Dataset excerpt

>> START

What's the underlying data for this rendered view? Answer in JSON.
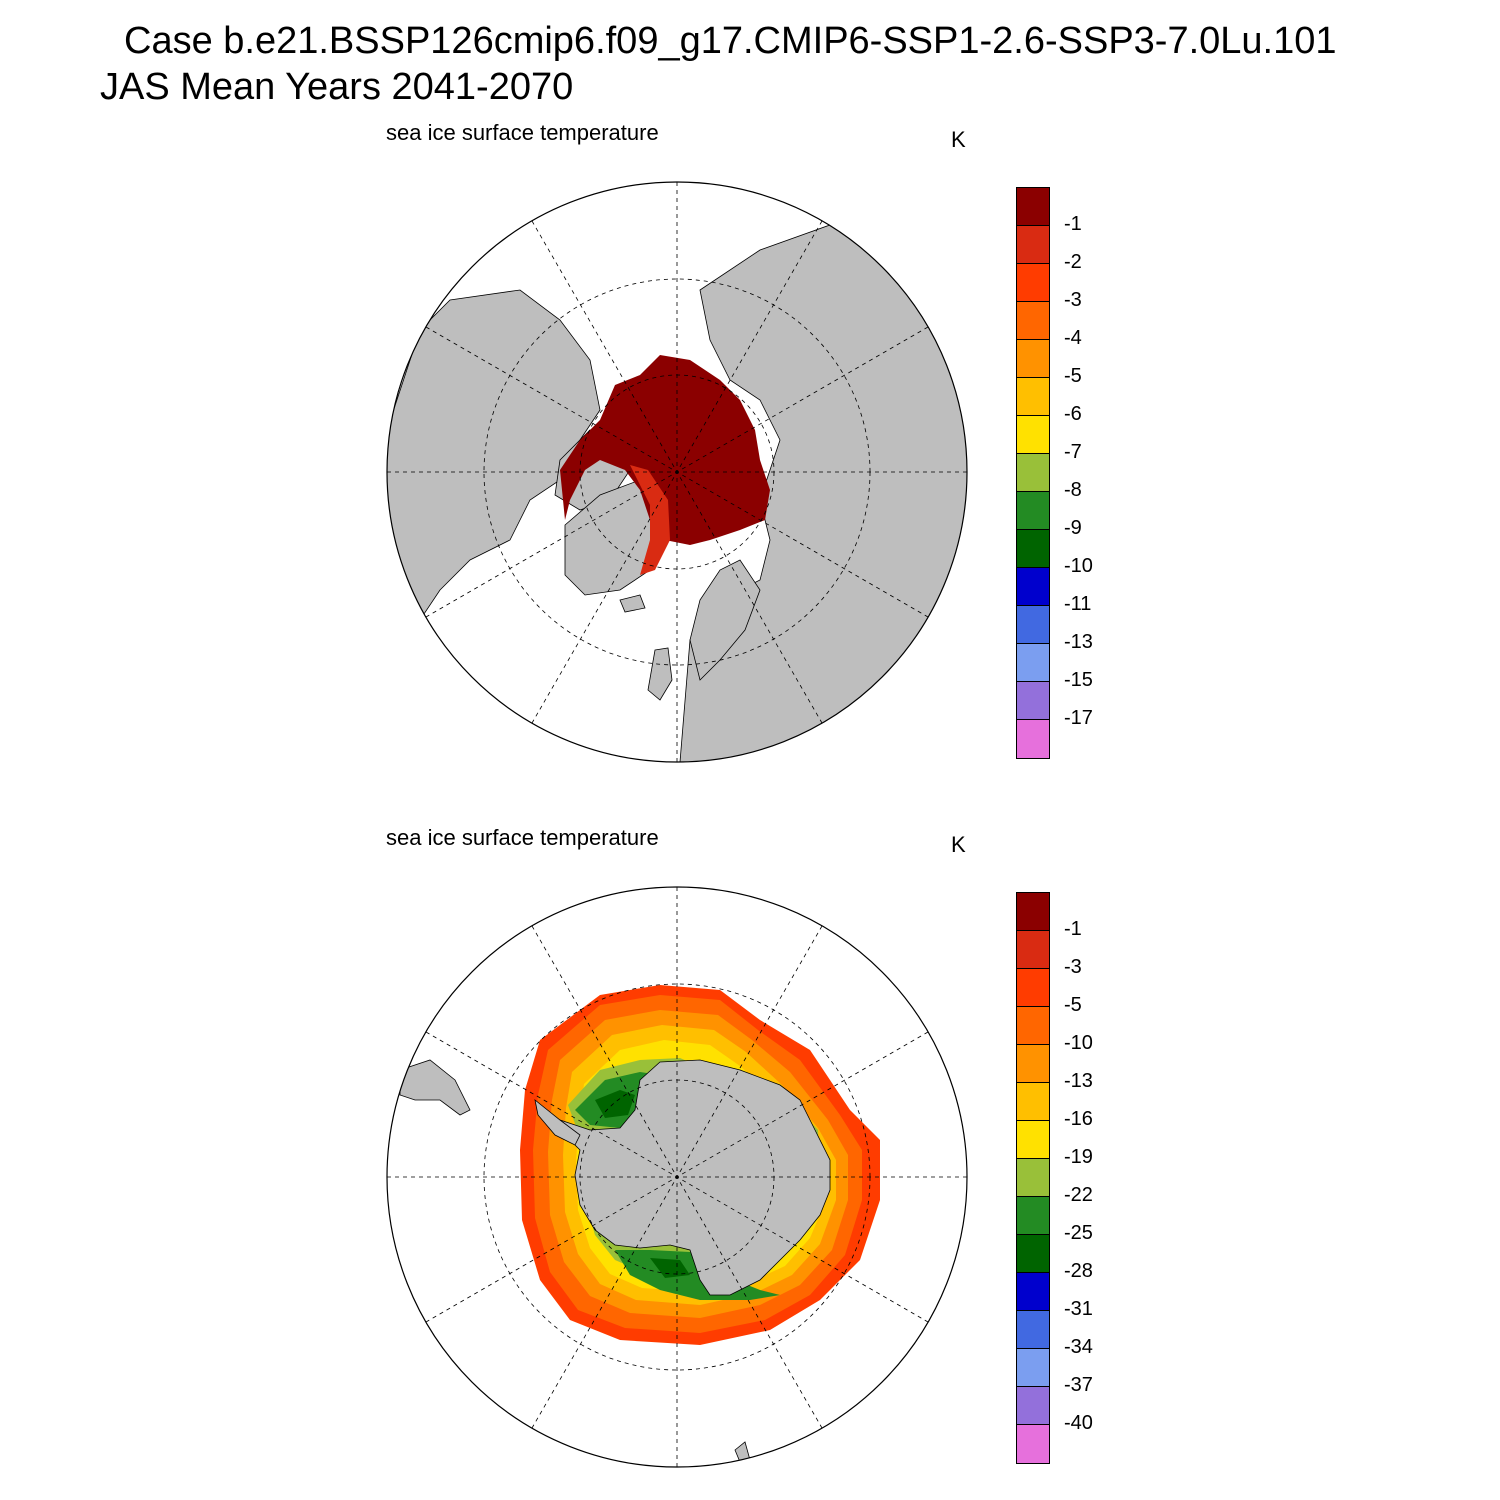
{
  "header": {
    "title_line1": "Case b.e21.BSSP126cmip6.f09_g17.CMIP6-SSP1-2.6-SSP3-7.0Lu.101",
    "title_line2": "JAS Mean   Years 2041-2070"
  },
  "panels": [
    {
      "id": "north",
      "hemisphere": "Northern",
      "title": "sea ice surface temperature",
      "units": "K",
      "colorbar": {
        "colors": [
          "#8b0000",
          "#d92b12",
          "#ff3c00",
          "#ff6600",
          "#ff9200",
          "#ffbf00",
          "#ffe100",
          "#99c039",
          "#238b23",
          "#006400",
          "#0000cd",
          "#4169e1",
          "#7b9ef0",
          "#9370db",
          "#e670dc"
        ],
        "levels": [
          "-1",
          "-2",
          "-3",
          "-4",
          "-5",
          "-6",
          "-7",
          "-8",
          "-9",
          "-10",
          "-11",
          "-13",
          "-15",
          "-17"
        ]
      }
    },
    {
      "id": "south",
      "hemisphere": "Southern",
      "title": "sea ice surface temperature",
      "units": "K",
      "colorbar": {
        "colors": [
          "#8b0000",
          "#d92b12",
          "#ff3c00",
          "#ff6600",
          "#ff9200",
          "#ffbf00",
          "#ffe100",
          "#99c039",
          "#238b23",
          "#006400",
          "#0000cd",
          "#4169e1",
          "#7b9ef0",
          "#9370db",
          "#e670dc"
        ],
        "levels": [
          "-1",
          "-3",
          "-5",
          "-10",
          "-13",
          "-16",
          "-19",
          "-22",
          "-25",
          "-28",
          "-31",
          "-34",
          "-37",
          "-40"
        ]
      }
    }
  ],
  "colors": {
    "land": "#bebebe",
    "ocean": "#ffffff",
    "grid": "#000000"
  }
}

>> END
>> START

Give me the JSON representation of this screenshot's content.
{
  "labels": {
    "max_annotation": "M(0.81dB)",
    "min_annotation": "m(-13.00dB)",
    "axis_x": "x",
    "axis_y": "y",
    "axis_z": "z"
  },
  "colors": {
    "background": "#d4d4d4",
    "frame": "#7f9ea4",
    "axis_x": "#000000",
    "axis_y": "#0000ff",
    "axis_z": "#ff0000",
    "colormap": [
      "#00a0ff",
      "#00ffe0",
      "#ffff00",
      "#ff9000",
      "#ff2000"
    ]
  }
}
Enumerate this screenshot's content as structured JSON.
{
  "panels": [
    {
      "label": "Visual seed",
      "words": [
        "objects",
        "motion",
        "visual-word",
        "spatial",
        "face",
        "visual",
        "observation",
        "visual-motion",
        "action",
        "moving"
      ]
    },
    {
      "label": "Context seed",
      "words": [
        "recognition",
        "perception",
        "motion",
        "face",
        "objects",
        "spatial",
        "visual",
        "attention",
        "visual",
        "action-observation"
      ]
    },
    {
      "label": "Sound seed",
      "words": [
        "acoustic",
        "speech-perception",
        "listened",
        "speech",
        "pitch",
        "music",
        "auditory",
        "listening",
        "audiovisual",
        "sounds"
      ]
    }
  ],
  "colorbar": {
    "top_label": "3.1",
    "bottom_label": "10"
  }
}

>> END

Exercise instructions: Of the lines above, copy each that contains "JSON".

Result below:
What's the underlying data for this rendered view? Answer in JSON.
Give me the JSON representation of this screenshot's content.
Enumerate this screenshot's content as structured JSON.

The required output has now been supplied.